(Items from a data source)
** BEGIN **
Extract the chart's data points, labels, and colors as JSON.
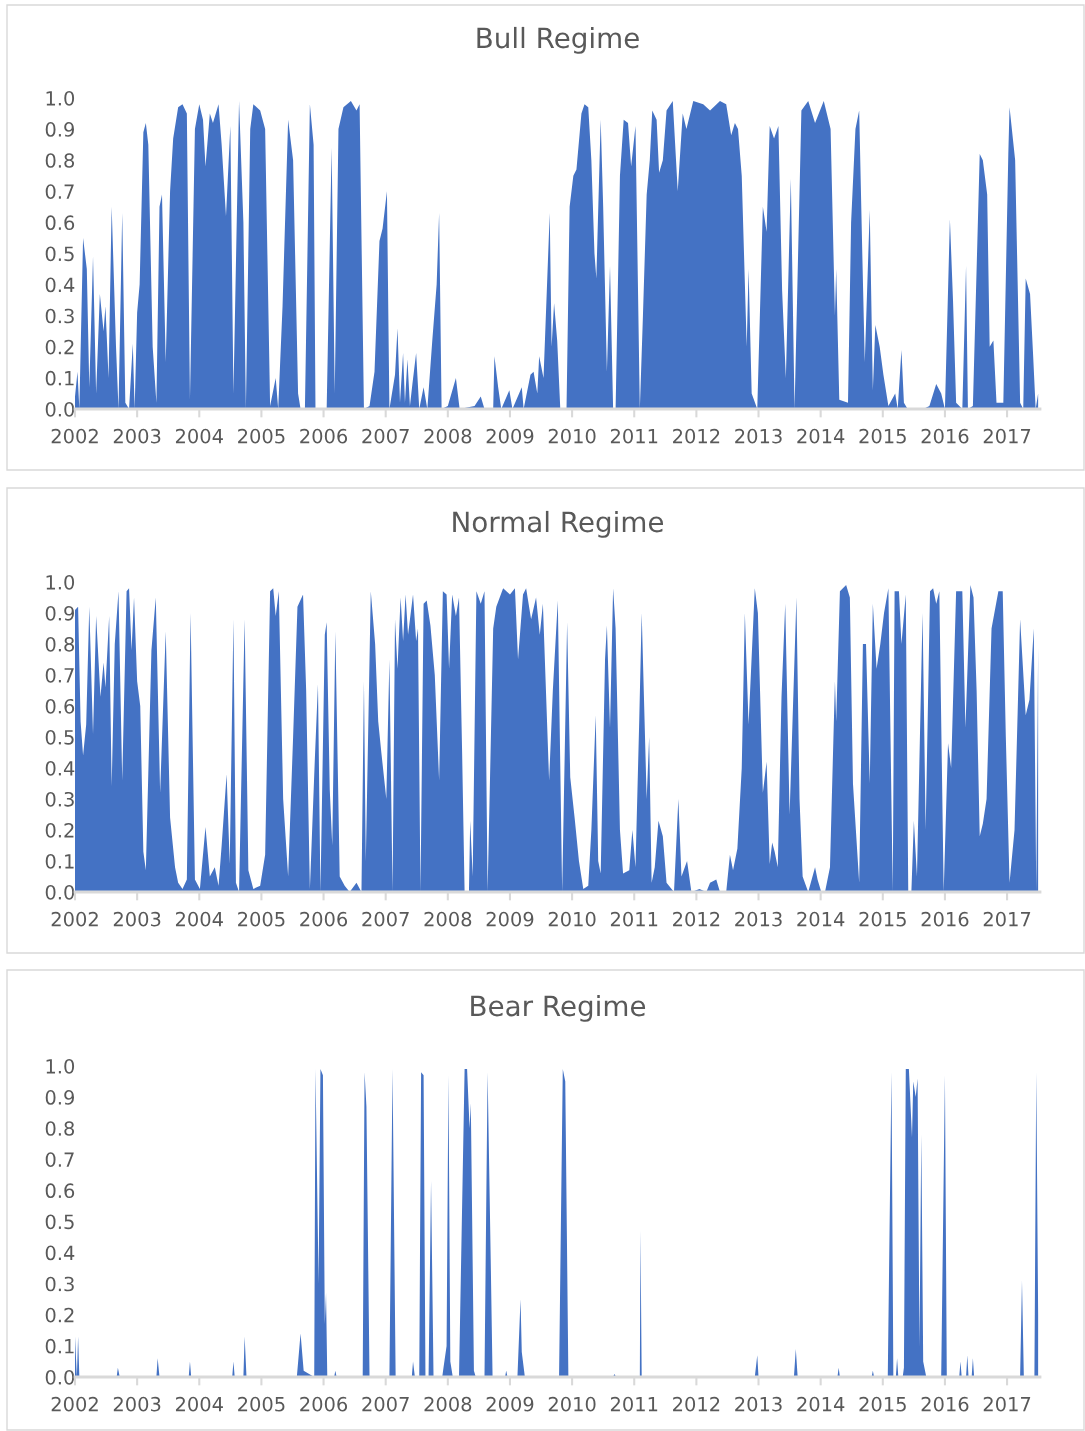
{
  "chart_data": [
    {
      "type": "area",
      "title": "Bull Regime",
      "color": "#4472c4",
      "grid": false,
      "xlim": [
        2002,
        2017.53
      ],
      "ylim": [
        0,
        1.0
      ],
      "xticks": [
        2002,
        2003,
        2004,
        2005,
        2006,
        2007,
        2008,
        2009,
        2010,
        2011,
        2012,
        2013,
        2014,
        2015,
        2016,
        2017
      ],
      "yticks": [
        {
          "value": 0,
          "label": "0.0"
        },
        {
          "value": 0.1,
          "label": "0.1"
        },
        {
          "value": 0.2,
          "label": "0.2"
        },
        {
          "value": 0.3,
          "label": "0.3"
        },
        {
          "value": 0.4,
          "label": "0.4"
        },
        {
          "value": 0.5,
          "label": "0.5"
        },
        {
          "value": 0.6,
          "label": "0.6"
        },
        {
          "value": 0.7,
          "label": "0.7"
        },
        {
          "value": 0.8,
          "label": "0.8"
        },
        {
          "value": 0.9,
          "label": "0.9"
        },
        {
          "value": 1.0,
          "label": "1.0"
        }
      ],
      "x": [
        2002.0,
        2002.04,
        2002.07,
        2002.13,
        2002.19,
        2002.23,
        2002.29,
        2002.34,
        2002.4,
        2002.46,
        2002.49,
        2002.54,
        2002.59,
        2002.66,
        2002.7,
        2002.76,
        2002.81,
        2002.87,
        2002.93,
        2002.96,
        2003.0,
        2003.04,
        2003.1,
        2003.14,
        2003.18,
        2003.25,
        2003.31,
        2003.36,
        2003.4,
        2003.46,
        2003.53,
        2003.58,
        2003.66,
        2003.73,
        2003.8,
        2003.85,
        2003.93,
        2004.0,
        2004.06,
        2004.1,
        2004.17,
        2004.22,
        2004.31,
        2004.36,
        2004.43,
        2004.5,
        2004.55,
        2004.64,
        2004.71,
        2004.75,
        2004.82,
        2004.87,
        2004.98,
        2005.06,
        2005.14,
        2005.23,
        2005.27,
        2005.34,
        2005.43,
        2005.51,
        2005.59,
        2005.63,
        2005.7,
        2005.78,
        2005.84,
        2005.87,
        2006.05,
        2006.13,
        2006.18,
        2006.24,
        2006.32,
        2006.44,
        2006.53,
        2006.58,
        2006.65,
        2006.74,
        2006.82,
        2006.9,
        2006.95,
        2007.02,
        2007.06,
        2007.15,
        2007.19,
        2007.23,
        2007.28,
        2007.31,
        2007.35,
        2007.39,
        2007.43,
        2007.49,
        2007.54,
        2007.61,
        2007.67,
        2007.75,
        2007.82,
        2007.86,
        2007.9,
        2008.0,
        2008.13,
        2008.19,
        2008.43,
        2008.53,
        2008.59,
        2008.73,
        2008.75,
        2008.81,
        2008.86,
        2008.99,
        2009.04,
        2009.19,
        2009.22,
        2009.33,
        2009.38,
        2009.44,
        2009.47,
        2009.54,
        2009.64,
        2009.67,
        2009.71,
        2009.76,
        2009.81,
        2009.91,
        2009.96,
        2010.02,
        2010.07,
        2010.15,
        2010.2,
        2010.26,
        2010.31,
        2010.36,
        2010.39,
        2010.46,
        2010.5,
        2010.56,
        2010.61,
        2010.66,
        2010.7,
        2010.77,
        2010.83,
        2010.9,
        2010.95,
        2011.02,
        2011.09,
        2011.14,
        2011.2,
        2011.25,
        2011.29,
        2011.36,
        2011.4,
        2011.46,
        2011.52,
        2011.62,
        2011.7,
        2011.78,
        2011.84,
        2011.95,
        2012.11,
        2012.22,
        2012.38,
        2012.48,
        2012.56,
        2012.62,
        2012.67,
        2012.73,
        2012.81,
        2012.84,
        2012.89,
        2012.98,
        2013.07,
        2013.13,
        2013.18,
        2013.25,
        2013.32,
        2013.38,
        2013.44,
        2013.52,
        2013.58,
        2013.69,
        2013.8,
        2013.91,
        2014.05,
        2014.16,
        2014.23,
        2014.25,
        2014.3,
        2014.44,
        2014.49,
        2014.56,
        2014.62,
        2014.67,
        2014.71,
        2014.79,
        2014.84,
        2014.88,
        2014.95,
        2015.01,
        2015.09,
        2015.2,
        2015.24,
        2015.3,
        2015.34,
        2015.4,
        2015.65,
        2015.75,
        2015.86,
        2015.94,
        2016.0,
        2016.08,
        2016.13,
        2016.18,
        2016.28,
        2016.34,
        2016.37,
        2016.45,
        2016.56,
        2016.61,
        2016.68,
        2016.72,
        2016.78,
        2016.83,
        2016.94,
        2017.02,
        2017.04,
        2017.13,
        2017.21,
        2017.26,
        2017.3,
        2017.37,
        2017.42,
        2017.46,
        2017.5
      ],
      "values": [
        0.04,
        0.12,
        0.0,
        0.55,
        0.45,
        0.07,
        0.49,
        0.05,
        0.37,
        0.25,
        0.33,
        0.1,
        0.65,
        0.2,
        0.0,
        0.63,
        0.02,
        0.0,
        0.21,
        0.0,
        0.31,
        0.4,
        0.89,
        0.92,
        0.85,
        0.2,
        0.02,
        0.65,
        0.69,
        0.15,
        0.7,
        0.87,
        0.97,
        0.98,
        0.95,
        0.03,
        0.9,
        0.98,
        0.93,
        0.78,
        0.95,
        0.92,
        0.98,
        0.85,
        0.62,
        0.91,
        0.05,
        0.99,
        0.6,
        0.0,
        0.9,
        0.98,
        0.96,
        0.9,
        0.01,
        0.1,
        0.0,
        0.33,
        0.93,
        0.8,
        0.05,
        0.0,
        0.0,
        0.98,
        0.85,
        0.0,
        0.0,
        0.84,
        0.05,
        0.9,
        0.97,
        0.99,
        0.96,
        0.98,
        0.0,
        0.01,
        0.12,
        0.54,
        0.58,
        0.7,
        0.0,
        0.11,
        0.26,
        0.02,
        0.18,
        0.02,
        0.16,
        0.01,
        0.08,
        0.18,
        0.0,
        0.07,
        0.0,
        0.22,
        0.4,
        0.63,
        0.0,
        0.01,
        0.1,
        0.0,
        0.01,
        0.04,
        0.0,
        0.0,
        0.17,
        0.07,
        0.0,
        0.06,
        0.0,
        0.07,
        0.0,
        0.11,
        0.12,
        0.05,
        0.17,
        0.1,
        0.63,
        0.2,
        0.34,
        0.22,
        0.0,
        0.0,
        0.65,
        0.75,
        0.77,
        0.95,
        0.98,
        0.97,
        0.8,
        0.5,
        0.42,
        0.93,
        0.65,
        0.12,
        0.46,
        0.0,
        0.0,
        0.75,
        0.93,
        0.92,
        0.78,
        0.91,
        0.0,
        0.3,
        0.69,
        0.8,
        0.96,
        0.93,
        0.76,
        0.8,
        0.96,
        0.99,
        0.7,
        0.95,
        0.9,
        0.99,
        0.98,
        0.96,
        0.99,
        0.98,
        0.88,
        0.92,
        0.9,
        0.75,
        0.2,
        0.45,
        0.05,
        0.0,
        0.65,
        0.57,
        0.91,
        0.87,
        0.91,
        0.38,
        0.1,
        0.74,
        0.0,
        0.96,
        0.99,
        0.92,
        0.99,
        0.9,
        0.3,
        0.45,
        0.03,
        0.02,
        0.6,
        0.9,
        0.96,
        0.5,
        0.15,
        0.64,
        0.06,
        0.27,
        0.2,
        0.11,
        0.01,
        0.05,
        0.0,
        0.19,
        0.02,
        0.0,
        0.0,
        0.01,
        0.08,
        0.05,
        0.0,
        0.61,
        0.35,
        0.02,
        0.0,
        0.46,
        0.0,
        0.01,
        0.82,
        0.8,
        0.69,
        0.2,
        0.22,
        0.02,
        0.02,
        0.82,
        0.97,
        0.8,
        0.02,
        0.0,
        0.42,
        0.37,
        0.17,
        0.0,
        0.05
      ]
    },
    {
      "type": "area",
      "title": "Normal Regime",
      "color": "#4472c4",
      "grid": false,
      "xlim": [
        2002,
        2017.53
      ],
      "ylim": [
        0,
        1.0
      ],
      "xticks": [
        2002,
        2003,
        2004,
        2005,
        2006,
        2007,
        2008,
        2009,
        2010,
        2011,
        2012,
        2013,
        2014,
        2015,
        2016,
        2017
      ],
      "yticks": [
        {
          "value": 0,
          "label": "0.0"
        },
        {
          "value": 0.1,
          "label": "0.1"
        },
        {
          "value": 0.2,
          "label": "0.2"
        },
        {
          "value": 0.3,
          "label": "0.3"
        },
        {
          "value": 0.4,
          "label": "0.4"
        },
        {
          "value": 0.5,
          "label": "0.5"
        },
        {
          "value": 0.6,
          "label": "0.6"
        },
        {
          "value": 0.7,
          "label": "0.7"
        },
        {
          "value": 0.8,
          "label": "0.8"
        },
        {
          "value": 0.9,
          "label": "0.9"
        },
        {
          "value": 1.0,
          "label": "1.0"
        }
      ],
      "x": [
        2002.0,
        2002.05,
        2002.09,
        2002.13,
        2002.18,
        2002.23,
        2002.29,
        2002.34,
        2002.41,
        2002.46,
        2002.49,
        2002.55,
        2002.59,
        2002.64,
        2002.7,
        2002.76,
        2002.83,
        2002.87,
        2002.91,
        2002.95,
        2003.0,
        2003.05,
        2003.1,
        2003.14,
        2003.23,
        2003.3,
        2003.37,
        2003.46,
        2003.53,
        2003.61,
        2003.66,
        2003.73,
        2003.8,
        2003.86,
        2003.93,
        2004.01,
        2004.1,
        2004.17,
        2004.25,
        2004.31,
        2004.36,
        2004.44,
        2004.49,
        2004.55,
        2004.59,
        2004.64,
        2004.73,
        2004.79,
        2004.87,
        2004.98,
        2005.06,
        2005.14,
        2005.19,
        2005.23,
        2005.28,
        2005.35,
        2005.43,
        2005.51,
        2005.58,
        2005.67,
        2005.72,
        2005.78,
        2005.86,
        2005.91,
        2005.95,
        2006.02,
        2006.05,
        2006.1,
        2006.14,
        2006.19,
        2006.26,
        2006.34,
        2006.42,
        2006.53,
        2006.61,
        2006.65,
        2006.68,
        2006.76,
        2006.83,
        2006.88,
        2006.93,
        2007.01,
        2007.06,
        2007.11,
        2007.15,
        2007.19,
        2007.24,
        2007.28,
        2007.32,
        2007.36,
        2007.44,
        2007.49,
        2007.52,
        2007.56,
        2007.61,
        2007.66,
        2007.72,
        2007.79,
        2007.86,
        2007.92,
        2007.98,
        2008.02,
        2008.07,
        2008.13,
        2008.18,
        2008.23,
        2008.27,
        2008.34,
        2008.36,
        2008.4,
        2008.46,
        2008.53,
        2008.59,
        2008.64,
        2008.73,
        2008.78,
        2008.89,
        2009.0,
        2009.08,
        2009.13,
        2009.21,
        2009.26,
        2009.34,
        2009.42,
        2009.48,
        2009.53,
        2009.63,
        2009.69,
        2009.77,
        2009.84,
        2009.92,
        2009.97,
        2010.04,
        2010.11,
        2010.18,
        2010.26,
        2010.31,
        2010.38,
        2010.42,
        2010.46,
        2010.53,
        2010.56,
        2010.61,
        2010.66,
        2010.7,
        2010.77,
        2010.82,
        2010.92,
        2010.97,
        2011.02,
        2011.08,
        2011.12,
        2011.2,
        2011.24,
        2011.28,
        2011.33,
        2011.39,
        2011.46,
        2011.52,
        2011.64,
        2011.71,
        2011.76,
        2011.85,
        2011.92,
        2012.05,
        2012.16,
        2012.22,
        2012.32,
        2012.38,
        2012.48,
        2012.54,
        2012.59,
        2012.66,
        2012.73,
        2012.78,
        2012.84,
        2012.94,
        2012.99,
        2013.07,
        2013.13,
        2013.18,
        2013.22,
        2013.26,
        2013.31,
        2013.37,
        2013.43,
        2013.5,
        2013.61,
        2013.66,
        2013.71,
        2013.8,
        2013.91,
        2013.95,
        2014.01,
        2014.07,
        2014.15,
        2014.23,
        2014.25,
        2014.31,
        2014.41,
        2014.47,
        2014.52,
        2014.62,
        2014.68,
        2014.73,
        2014.79,
        2014.84,
        2014.9,
        2014.96,
        2015.02,
        2015.09,
        2015.16,
        2015.19,
        2015.26,
        2015.3,
        2015.37,
        2015.41,
        2015.46,
        2015.5,
        2015.55,
        2015.64,
        2015.69,
        2015.76,
        2015.81,
        2015.86,
        2015.91,
        2015.98,
        2016.05,
        2016.1,
        2016.18,
        2016.28,
        2016.33,
        2016.41,
        2016.46,
        2016.51,
        2016.56,
        2016.61,
        2016.67,
        2016.75,
        2016.86,
        2016.93,
        2016.98,
        2017.04,
        2017.12,
        2017.21,
        2017.3,
        2017.36,
        2017.43,
        2017.47,
        2017.5
      ],
      "values": [
        0.91,
        0.92,
        0.55,
        0.44,
        0.54,
        0.92,
        0.51,
        0.89,
        0.63,
        0.74,
        0.66,
        0.89,
        0.34,
        0.8,
        0.97,
        0.36,
        0.97,
        0.98,
        0.78,
        0.95,
        0.68,
        0.6,
        0.13,
        0.07,
        0.78,
        0.95,
        0.32,
        0.84,
        0.24,
        0.08,
        0.03,
        0.01,
        0.04,
        0.9,
        0.04,
        0.01,
        0.21,
        0.05,
        0.08,
        0.02,
        0.15,
        0.38,
        0.09,
        0.88,
        0.03,
        0.0,
        0.88,
        0.07,
        0.01,
        0.02,
        0.12,
        0.97,
        0.98,
        0.89,
        0.97,
        0.3,
        0.05,
        0.5,
        0.92,
        0.96,
        0.65,
        0.01,
        0.43,
        0.67,
        0.0,
        0.83,
        0.87,
        0.33,
        0.15,
        0.84,
        0.05,
        0.02,
        0.0,
        0.03,
        0.0,
        0.68,
        0.1,
        0.97,
        0.8,
        0.55,
        0.45,
        0.3,
        0.75,
        0.0,
        0.88,
        0.72,
        0.95,
        0.81,
        0.96,
        0.83,
        0.96,
        0.81,
        0.85,
        0.0,
        0.93,
        0.94,
        0.86,
        0.7,
        0.36,
        0.97,
        0.96,
        0.72,
        0.96,
        0.89,
        0.95,
        0.45,
        0.0,
        0.0,
        0.23,
        0.05,
        0.97,
        0.93,
        0.97,
        0.0,
        0.85,
        0.92,
        0.98,
        0.96,
        0.98,
        0.75,
        0.96,
        0.98,
        0.88,
        0.95,
        0.83,
        0.93,
        0.36,
        0.65,
        0.94,
        0.0,
        0.87,
        0.37,
        0.24,
        0.1,
        0.01,
        0.02,
        0.2,
        0.57,
        0.1,
        0.06,
        0.75,
        0.86,
        0.53,
        0.98,
        0.85,
        0.2,
        0.06,
        0.07,
        0.2,
        0.08,
        0.55,
        0.9,
        0.3,
        0.5,
        0.03,
        0.08,
        0.23,
        0.18,
        0.03,
        0.0,
        0.3,
        0.05,
        0.1,
        0.0,
        0.01,
        0.0,
        0.03,
        0.04,
        0.0,
        0.0,
        0.12,
        0.07,
        0.14,
        0.4,
        0.9,
        0.54,
        0.98,
        0.9,
        0.32,
        0.42,
        0.09,
        0.16,
        0.13,
        0.08,
        0.63,
        0.93,
        0.25,
        0.95,
        0.3,
        0.05,
        0.0,
        0.08,
        0.04,
        0.0,
        0.0,
        0.08,
        0.68,
        0.55,
        0.97,
        0.99,
        0.95,
        0.35,
        0.03,
        0.8,
        0.8,
        0.35,
        0.93,
        0.72,
        0.8,
        0.9,
        0.98,
        0.0,
        0.97,
        0.97,
        0.8,
        0.96,
        0.0,
        0.0,
        0.23,
        0.05,
        0.9,
        0.2,
        0.97,
        0.98,
        0.93,
        0.97,
        0.0,
        0.48,
        0.4,
        0.97,
        0.97,
        0.53,
        0.99,
        0.95,
        0.65,
        0.18,
        0.22,
        0.3,
        0.85,
        0.97,
        0.97,
        0.5,
        0.03,
        0.2,
        0.88,
        0.57,
        0.62,
        0.85,
        0.0,
        0.79
      ]
    },
    {
      "type": "area",
      "title": "Bear Regime",
      "color": "#4472c4",
      "grid": false,
      "xlim": [
        2002,
        2017.53
      ],
      "ylim": [
        0,
        1.0
      ],
      "xticks": [
        2002,
        2003,
        2004,
        2005,
        2006,
        2007,
        2008,
        2009,
        2010,
        2011,
        2012,
        2013,
        2014,
        2015,
        2016,
        2017
      ],
      "yticks": [
        {
          "value": 0,
          "label": "0.0"
        },
        {
          "value": 0.1,
          "label": "0.1"
        },
        {
          "value": 0.2,
          "label": "0.2"
        },
        {
          "value": 0.3,
          "label": "0.3"
        },
        {
          "value": 0.4,
          "label": "0.4"
        },
        {
          "value": 0.5,
          "label": "0.5"
        },
        {
          "value": 0.6,
          "label": "0.6"
        },
        {
          "value": 0.7,
          "label": "0.7"
        },
        {
          "value": 0.8,
          "label": "0.8"
        },
        {
          "value": 0.9,
          "label": "0.9"
        },
        {
          "value": 1.0,
          "label": "1.0"
        }
      ],
      "x": [
        2002.0,
        2002.03,
        2002.05,
        2002.07,
        2002.67,
        2002.69,
        2002.72,
        2003.31,
        2003.33,
        2003.36,
        2003.83,
        2003.85,
        2003.87,
        2004.53,
        2004.55,
        2004.57,
        2004.71,
        2004.73,
        2004.76,
        2005.57,
        2005.63,
        2005.68,
        2005.85,
        2005.87,
        2005.92,
        2005.95,
        2005.99,
        2006.02,
        2006.04,
        2006.06,
        2006.17,
        2006.19,
        2006.21,
        2006.63,
        2006.66,
        2006.69,
        2006.74,
        2007.06,
        2007.11,
        2007.16,
        2007.42,
        2007.44,
        2007.47,
        2007.54,
        2007.57,
        2007.61,
        2007.64,
        2007.69,
        2007.73,
        2007.77,
        2007.91,
        2007.93,
        2007.98,
        2008.01,
        2008.04,
        2008.08,
        2008.18,
        2008.27,
        2008.31,
        2008.35,
        2008.37,
        2008.42,
        2008.45,
        2008.59,
        2008.64,
        2008.69,
        2008.72,
        2008.92,
        2008.94,
        2008.96,
        2009.12,
        2009.17,
        2009.19,
        2009.24,
        2009.79,
        2009.85,
        2009.89,
        2009.94,
        2010.66,
        2010.68,
        2010.71,
        2011.09,
        2011.1,
        2011.12,
        2012.94,
        2012.98,
        2013.0,
        2013.57,
        2013.6,
        2013.63,
        2014.27,
        2014.29,
        2014.31,
        2014.82,
        2014.84,
        2014.86,
        2015.08,
        2015.14,
        2015.17,
        2015.21,
        2015.23,
        2015.25,
        2015.32,
        2015.34,
        2015.37,
        2015.42,
        2015.47,
        2015.49,
        2015.53,
        2015.56,
        2015.59,
        2015.62,
        2015.65,
        2015.7,
        2015.94,
        2016.0,
        2016.03,
        2016.23,
        2016.25,
        2016.27,
        2016.34,
        2016.36,
        2016.38,
        2016.43,
        2016.45,
        2016.47,
        2017.21,
        2017.24,
        2017.27,
        2017.44,
        2017.47,
        2017.5
      ],
      "values": [
        0.13,
        0.0,
        0.13,
        0.0,
        0.0,
        0.03,
        0.0,
        0.0,
        0.06,
        0.0,
        0.0,
        0.05,
        0.0,
        0.0,
        0.05,
        0.0,
        0.0,
        0.13,
        0.0,
        0.0,
        0.14,
        0.02,
        0.0,
        0.99,
        0.3,
        0.99,
        0.97,
        0.17,
        0.27,
        0.0,
        0.0,
        0.02,
        0.0,
        0.0,
        0.98,
        0.87,
        0.0,
        0.0,
        0.99,
        0.0,
        0.0,
        0.05,
        0.0,
        0.0,
        0.98,
        0.97,
        0.0,
        0.0,
        0.63,
        0.0,
        0.0,
        0.03,
        0.1,
        0.97,
        0.05,
        0.0,
        0.0,
        0.99,
        0.99,
        0.8,
        0.88,
        0.02,
        0.0,
        0.0,
        0.98,
        0.38,
        0.0,
        0.0,
        0.02,
        0.0,
        0.0,
        0.25,
        0.08,
        0.0,
        0.0,
        0.99,
        0.95,
        0.0,
        0.0,
        0.01,
        0.0,
        0.0,
        0.47,
        0.0,
        0.0,
        0.07,
        0.0,
        0.0,
        0.09,
        0.0,
        0.0,
        0.03,
        0.0,
        0.0,
        0.02,
        0.0,
        0.0,
        0.98,
        0.0,
        0.0,
        0.06,
        0.0,
        0.0,
        0.03,
        0.99,
        0.99,
        0.77,
        0.95,
        0.9,
        0.96,
        0.1,
        0.78,
        0.05,
        0.0,
        0.0,
        0.97,
        0.0,
        0.0,
        0.05,
        0.0,
        0.0,
        0.07,
        0.0,
        0.0,
        0.06,
        0.0,
        0.0,
        0.31,
        0.0,
        0.0,
        0.98,
        0.2
      ]
    }
  ]
}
** END **
* _AIM OF THE EXERCISE_:
Gather each line in these records that contains the string "Regime".

* _COMPLETE RESPONSE_:
      "title": "Bull Regime",
      "title": "Normal Regime",
      "title": "Bear Regime",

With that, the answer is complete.